Exclude the pictures, then quote exactly the lines from the one holding "Parse this screenshot: output" through the last line of the records.

→ SOURCE MATERIAL:

______

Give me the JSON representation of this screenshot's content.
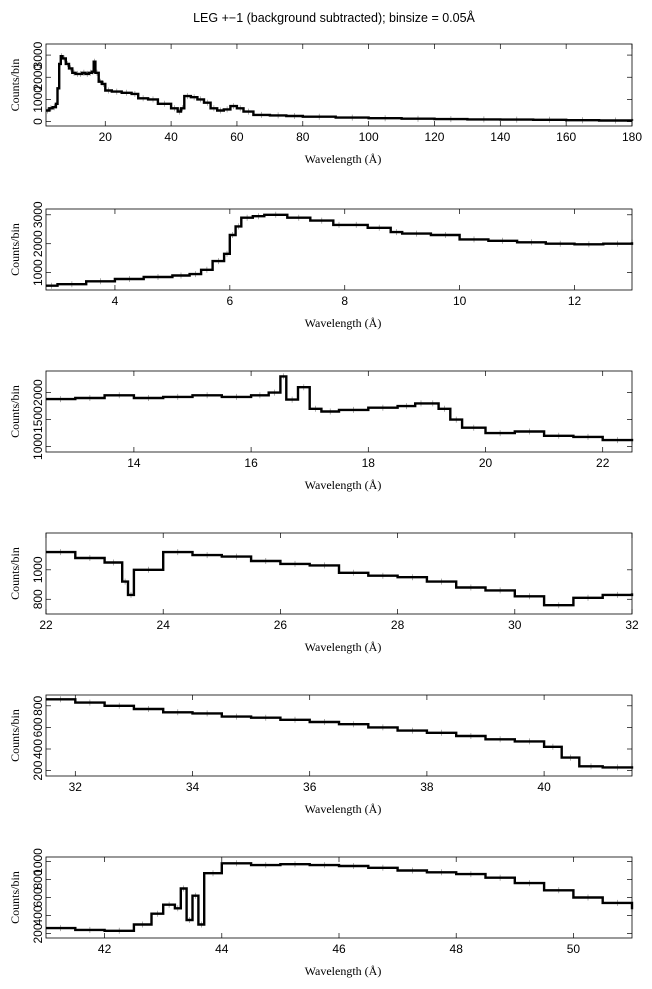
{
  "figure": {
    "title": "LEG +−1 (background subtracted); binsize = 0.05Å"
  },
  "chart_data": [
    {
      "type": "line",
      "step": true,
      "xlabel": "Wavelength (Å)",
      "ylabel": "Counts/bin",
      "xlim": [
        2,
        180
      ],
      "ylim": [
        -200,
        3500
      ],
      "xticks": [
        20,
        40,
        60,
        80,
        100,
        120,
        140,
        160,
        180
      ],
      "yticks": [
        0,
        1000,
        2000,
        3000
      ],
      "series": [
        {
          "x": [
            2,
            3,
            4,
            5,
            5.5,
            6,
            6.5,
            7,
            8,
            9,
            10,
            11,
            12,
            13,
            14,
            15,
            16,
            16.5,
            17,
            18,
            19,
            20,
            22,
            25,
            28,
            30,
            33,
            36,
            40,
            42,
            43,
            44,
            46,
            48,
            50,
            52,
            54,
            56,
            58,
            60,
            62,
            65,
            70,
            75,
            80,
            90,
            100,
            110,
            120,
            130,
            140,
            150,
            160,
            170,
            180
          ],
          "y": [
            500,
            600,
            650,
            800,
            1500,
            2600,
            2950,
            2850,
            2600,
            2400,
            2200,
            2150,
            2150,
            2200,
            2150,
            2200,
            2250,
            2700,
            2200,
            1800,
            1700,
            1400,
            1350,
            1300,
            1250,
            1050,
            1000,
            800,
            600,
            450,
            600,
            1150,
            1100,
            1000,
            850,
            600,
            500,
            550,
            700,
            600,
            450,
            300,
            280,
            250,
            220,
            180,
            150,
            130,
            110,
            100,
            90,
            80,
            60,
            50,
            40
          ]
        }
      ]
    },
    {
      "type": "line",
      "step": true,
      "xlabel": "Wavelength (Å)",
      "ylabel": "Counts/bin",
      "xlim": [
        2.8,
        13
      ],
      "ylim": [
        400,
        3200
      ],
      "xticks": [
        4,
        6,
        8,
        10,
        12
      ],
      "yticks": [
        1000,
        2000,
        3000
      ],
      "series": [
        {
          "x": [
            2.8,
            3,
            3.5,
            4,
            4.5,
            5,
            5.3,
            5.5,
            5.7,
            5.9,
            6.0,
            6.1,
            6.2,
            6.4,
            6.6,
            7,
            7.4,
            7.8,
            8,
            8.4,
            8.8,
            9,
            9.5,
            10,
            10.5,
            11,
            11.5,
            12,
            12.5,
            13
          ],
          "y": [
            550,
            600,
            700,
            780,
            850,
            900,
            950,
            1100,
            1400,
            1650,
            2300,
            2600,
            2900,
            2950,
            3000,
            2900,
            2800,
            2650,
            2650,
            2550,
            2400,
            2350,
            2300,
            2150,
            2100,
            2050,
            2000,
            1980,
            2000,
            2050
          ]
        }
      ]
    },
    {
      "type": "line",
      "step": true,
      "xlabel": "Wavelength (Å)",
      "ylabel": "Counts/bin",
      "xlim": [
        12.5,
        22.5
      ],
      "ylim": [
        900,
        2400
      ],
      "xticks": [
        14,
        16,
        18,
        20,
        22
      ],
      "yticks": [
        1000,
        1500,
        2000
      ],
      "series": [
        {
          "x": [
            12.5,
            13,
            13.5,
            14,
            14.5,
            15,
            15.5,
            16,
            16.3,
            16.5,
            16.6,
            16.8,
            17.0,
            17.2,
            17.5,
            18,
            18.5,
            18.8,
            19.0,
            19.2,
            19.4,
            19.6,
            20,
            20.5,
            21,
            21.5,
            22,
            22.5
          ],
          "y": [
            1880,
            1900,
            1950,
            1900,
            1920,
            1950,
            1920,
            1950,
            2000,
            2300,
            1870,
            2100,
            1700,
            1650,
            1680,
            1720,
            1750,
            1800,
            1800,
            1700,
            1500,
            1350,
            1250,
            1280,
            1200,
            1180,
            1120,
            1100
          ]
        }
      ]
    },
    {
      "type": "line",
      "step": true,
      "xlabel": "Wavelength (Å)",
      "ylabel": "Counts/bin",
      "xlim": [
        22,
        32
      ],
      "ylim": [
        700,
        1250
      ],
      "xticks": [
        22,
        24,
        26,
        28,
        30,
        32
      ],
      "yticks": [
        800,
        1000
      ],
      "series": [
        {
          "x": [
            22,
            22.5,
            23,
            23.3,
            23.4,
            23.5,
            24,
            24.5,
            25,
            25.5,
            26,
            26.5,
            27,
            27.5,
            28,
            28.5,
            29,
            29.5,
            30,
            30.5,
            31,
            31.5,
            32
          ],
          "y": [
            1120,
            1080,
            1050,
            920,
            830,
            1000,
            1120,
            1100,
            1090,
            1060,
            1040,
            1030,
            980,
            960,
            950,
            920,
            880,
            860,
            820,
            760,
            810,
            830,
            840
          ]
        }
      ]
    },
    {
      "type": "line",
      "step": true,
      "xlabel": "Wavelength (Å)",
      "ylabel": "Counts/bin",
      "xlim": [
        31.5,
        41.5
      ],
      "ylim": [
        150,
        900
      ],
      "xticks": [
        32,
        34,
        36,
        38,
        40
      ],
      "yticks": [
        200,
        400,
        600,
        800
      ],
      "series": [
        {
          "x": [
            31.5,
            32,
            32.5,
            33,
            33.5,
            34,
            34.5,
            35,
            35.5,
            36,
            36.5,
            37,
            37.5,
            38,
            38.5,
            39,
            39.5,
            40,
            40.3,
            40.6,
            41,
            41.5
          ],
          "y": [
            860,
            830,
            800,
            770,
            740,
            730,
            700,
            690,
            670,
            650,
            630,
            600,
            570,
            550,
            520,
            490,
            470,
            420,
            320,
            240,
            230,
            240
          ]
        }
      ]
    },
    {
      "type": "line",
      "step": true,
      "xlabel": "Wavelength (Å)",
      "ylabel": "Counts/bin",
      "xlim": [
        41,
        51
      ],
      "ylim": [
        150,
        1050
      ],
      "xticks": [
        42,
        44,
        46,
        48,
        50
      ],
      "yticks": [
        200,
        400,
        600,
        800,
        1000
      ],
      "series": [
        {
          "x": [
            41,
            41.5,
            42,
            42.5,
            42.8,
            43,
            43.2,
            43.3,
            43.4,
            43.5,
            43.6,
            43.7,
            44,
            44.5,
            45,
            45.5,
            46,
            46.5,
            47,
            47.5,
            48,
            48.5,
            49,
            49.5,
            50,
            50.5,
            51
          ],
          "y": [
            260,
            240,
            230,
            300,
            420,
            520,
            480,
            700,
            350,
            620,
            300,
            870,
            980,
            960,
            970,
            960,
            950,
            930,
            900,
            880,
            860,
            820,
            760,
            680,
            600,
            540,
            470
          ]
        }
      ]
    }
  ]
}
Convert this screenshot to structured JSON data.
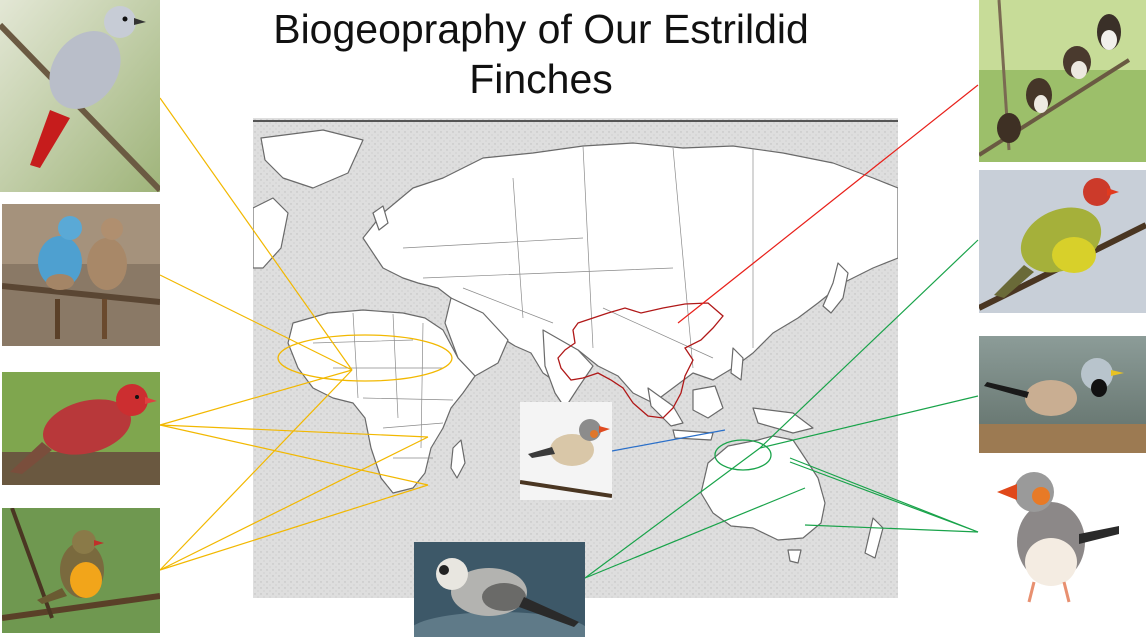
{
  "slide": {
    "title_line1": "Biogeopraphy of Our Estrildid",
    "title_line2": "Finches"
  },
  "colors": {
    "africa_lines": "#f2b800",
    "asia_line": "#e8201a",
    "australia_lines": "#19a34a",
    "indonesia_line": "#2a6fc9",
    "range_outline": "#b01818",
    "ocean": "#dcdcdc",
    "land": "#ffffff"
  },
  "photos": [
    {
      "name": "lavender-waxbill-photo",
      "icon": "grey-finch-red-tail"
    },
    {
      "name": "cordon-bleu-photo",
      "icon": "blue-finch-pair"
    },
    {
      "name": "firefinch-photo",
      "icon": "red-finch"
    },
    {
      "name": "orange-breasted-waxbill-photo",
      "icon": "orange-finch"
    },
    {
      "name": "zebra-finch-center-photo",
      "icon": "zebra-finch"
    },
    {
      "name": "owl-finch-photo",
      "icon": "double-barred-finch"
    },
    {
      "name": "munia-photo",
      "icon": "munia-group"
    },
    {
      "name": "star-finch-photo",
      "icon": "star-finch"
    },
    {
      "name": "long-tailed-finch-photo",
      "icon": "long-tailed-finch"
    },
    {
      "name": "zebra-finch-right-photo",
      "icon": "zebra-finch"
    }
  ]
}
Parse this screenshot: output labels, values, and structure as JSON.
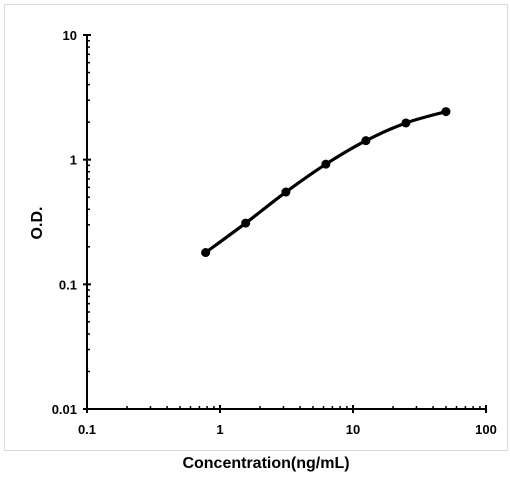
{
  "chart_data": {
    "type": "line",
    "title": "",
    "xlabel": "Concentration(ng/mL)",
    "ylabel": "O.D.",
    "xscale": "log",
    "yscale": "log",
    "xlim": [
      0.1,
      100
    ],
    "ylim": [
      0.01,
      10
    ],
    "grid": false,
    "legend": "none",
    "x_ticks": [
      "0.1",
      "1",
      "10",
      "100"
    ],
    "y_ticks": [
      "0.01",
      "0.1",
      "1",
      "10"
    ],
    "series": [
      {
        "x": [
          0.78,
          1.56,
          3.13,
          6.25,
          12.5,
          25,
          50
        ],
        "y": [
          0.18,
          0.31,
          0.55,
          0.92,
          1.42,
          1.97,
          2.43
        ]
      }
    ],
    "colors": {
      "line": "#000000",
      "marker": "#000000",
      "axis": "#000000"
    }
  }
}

______

→ WRITTEN RESPONSE:
Parse this screenshot: output labels, values, and structure as JSON.
{
  "chart_data": {
    "type": "line",
    "title": "",
    "xlabel": "Concentration(ng/mL)",
    "ylabel": "O.D.",
    "xscale": "log",
    "yscale": "log",
    "xlim": [
      0.1,
      100
    ],
    "ylim": [
      0.01,
      10
    ],
    "grid": false,
    "legend": "none",
    "x_ticks": [
      "0.1",
      "1",
      "10",
      "100"
    ],
    "y_ticks": [
      "0.01",
      "0.1",
      "1",
      "10"
    ],
    "series": [
      {
        "x": [
          0.78,
          1.56,
          3.13,
          6.25,
          12.5,
          25,
          50
        ],
        "y": [
          0.18,
          0.31,
          0.55,
          0.92,
          1.42,
          1.97,
          2.43
        ]
      }
    ],
    "colors": {
      "line": "#000000",
      "marker": "#000000",
      "axis": "#000000"
    }
  }
}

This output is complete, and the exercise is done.